EXERCISE DESCRIPTION:
Reply with the count of lines holding "checkout", nothing more.

DATA:

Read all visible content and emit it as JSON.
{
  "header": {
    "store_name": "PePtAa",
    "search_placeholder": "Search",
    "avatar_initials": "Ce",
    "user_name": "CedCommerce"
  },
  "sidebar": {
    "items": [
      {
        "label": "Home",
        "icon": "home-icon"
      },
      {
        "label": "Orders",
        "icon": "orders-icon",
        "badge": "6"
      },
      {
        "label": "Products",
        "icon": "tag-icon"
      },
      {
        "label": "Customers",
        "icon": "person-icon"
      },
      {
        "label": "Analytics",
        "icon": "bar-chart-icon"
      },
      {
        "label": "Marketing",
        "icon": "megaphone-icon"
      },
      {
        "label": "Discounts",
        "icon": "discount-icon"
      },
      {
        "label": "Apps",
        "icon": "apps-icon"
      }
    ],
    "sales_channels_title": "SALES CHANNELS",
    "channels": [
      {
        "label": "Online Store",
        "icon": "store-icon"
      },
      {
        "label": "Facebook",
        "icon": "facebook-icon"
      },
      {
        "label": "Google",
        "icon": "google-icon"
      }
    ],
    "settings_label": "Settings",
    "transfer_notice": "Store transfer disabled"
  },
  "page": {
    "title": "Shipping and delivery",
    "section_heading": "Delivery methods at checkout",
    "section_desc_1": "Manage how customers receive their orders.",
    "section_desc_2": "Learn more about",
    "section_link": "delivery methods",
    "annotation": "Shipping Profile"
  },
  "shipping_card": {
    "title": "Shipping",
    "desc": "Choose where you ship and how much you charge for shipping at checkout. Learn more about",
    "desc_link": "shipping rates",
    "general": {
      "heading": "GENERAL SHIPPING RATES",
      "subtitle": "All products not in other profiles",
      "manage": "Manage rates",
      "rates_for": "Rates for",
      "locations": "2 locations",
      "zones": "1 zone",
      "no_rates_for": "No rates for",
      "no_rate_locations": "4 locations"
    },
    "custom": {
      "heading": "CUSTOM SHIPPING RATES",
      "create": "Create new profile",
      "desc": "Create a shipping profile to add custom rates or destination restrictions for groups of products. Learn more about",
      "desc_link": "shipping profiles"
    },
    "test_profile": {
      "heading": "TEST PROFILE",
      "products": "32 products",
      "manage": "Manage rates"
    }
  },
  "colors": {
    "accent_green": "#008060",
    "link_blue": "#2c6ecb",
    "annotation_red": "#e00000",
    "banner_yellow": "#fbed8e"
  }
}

* * *

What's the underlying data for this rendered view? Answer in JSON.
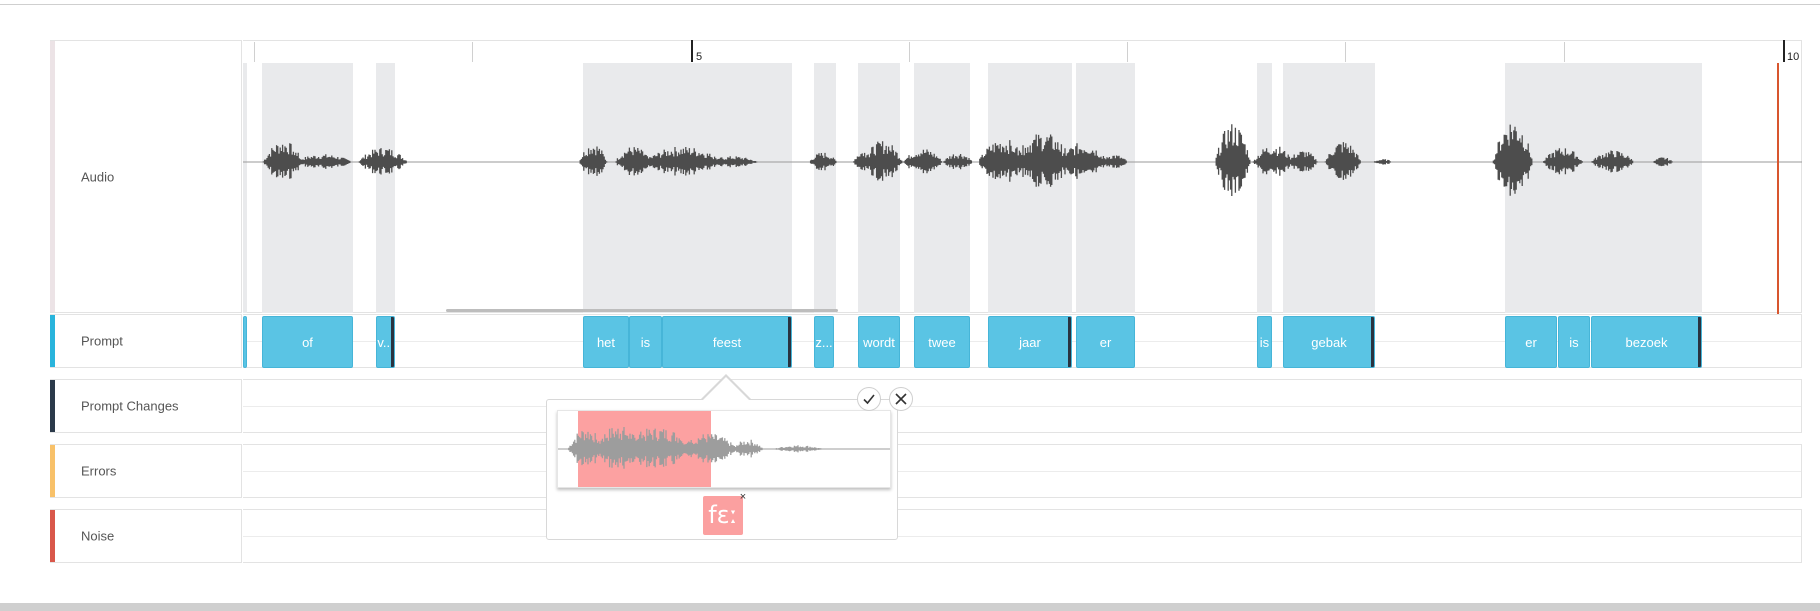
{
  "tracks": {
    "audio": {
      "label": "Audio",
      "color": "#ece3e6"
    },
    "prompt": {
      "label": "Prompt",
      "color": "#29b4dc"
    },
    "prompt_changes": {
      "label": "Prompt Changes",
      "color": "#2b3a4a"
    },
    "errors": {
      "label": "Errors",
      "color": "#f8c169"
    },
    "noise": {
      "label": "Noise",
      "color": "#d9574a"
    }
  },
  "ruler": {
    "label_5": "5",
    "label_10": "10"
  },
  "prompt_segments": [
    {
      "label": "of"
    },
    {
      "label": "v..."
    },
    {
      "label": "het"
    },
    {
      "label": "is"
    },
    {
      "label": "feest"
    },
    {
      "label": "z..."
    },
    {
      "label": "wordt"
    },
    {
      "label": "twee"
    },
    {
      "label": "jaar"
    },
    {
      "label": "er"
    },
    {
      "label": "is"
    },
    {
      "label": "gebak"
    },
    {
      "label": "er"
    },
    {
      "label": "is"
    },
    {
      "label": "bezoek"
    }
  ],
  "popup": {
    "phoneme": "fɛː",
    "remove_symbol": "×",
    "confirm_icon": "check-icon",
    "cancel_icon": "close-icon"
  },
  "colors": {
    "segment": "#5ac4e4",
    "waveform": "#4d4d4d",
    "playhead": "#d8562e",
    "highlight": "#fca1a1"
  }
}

* * *

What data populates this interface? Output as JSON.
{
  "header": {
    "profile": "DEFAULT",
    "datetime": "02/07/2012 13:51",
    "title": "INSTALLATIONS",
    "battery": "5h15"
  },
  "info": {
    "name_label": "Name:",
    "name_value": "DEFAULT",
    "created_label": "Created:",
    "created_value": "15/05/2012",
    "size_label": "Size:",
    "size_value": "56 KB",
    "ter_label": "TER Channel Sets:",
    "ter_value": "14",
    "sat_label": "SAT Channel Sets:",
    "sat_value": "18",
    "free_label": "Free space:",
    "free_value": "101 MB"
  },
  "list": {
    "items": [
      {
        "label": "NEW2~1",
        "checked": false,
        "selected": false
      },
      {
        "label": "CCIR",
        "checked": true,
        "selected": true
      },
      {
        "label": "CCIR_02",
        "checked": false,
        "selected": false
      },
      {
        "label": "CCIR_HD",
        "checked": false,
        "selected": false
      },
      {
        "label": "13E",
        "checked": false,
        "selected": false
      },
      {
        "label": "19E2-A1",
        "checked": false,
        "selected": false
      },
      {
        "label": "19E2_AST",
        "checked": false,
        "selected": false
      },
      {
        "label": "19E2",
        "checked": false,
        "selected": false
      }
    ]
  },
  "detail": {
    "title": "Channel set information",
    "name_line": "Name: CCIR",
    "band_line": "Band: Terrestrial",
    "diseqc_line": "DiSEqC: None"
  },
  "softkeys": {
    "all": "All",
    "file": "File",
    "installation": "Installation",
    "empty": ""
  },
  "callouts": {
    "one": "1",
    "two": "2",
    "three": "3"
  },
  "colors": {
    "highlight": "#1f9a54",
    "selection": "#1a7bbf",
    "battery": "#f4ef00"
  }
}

RESPONSE:
2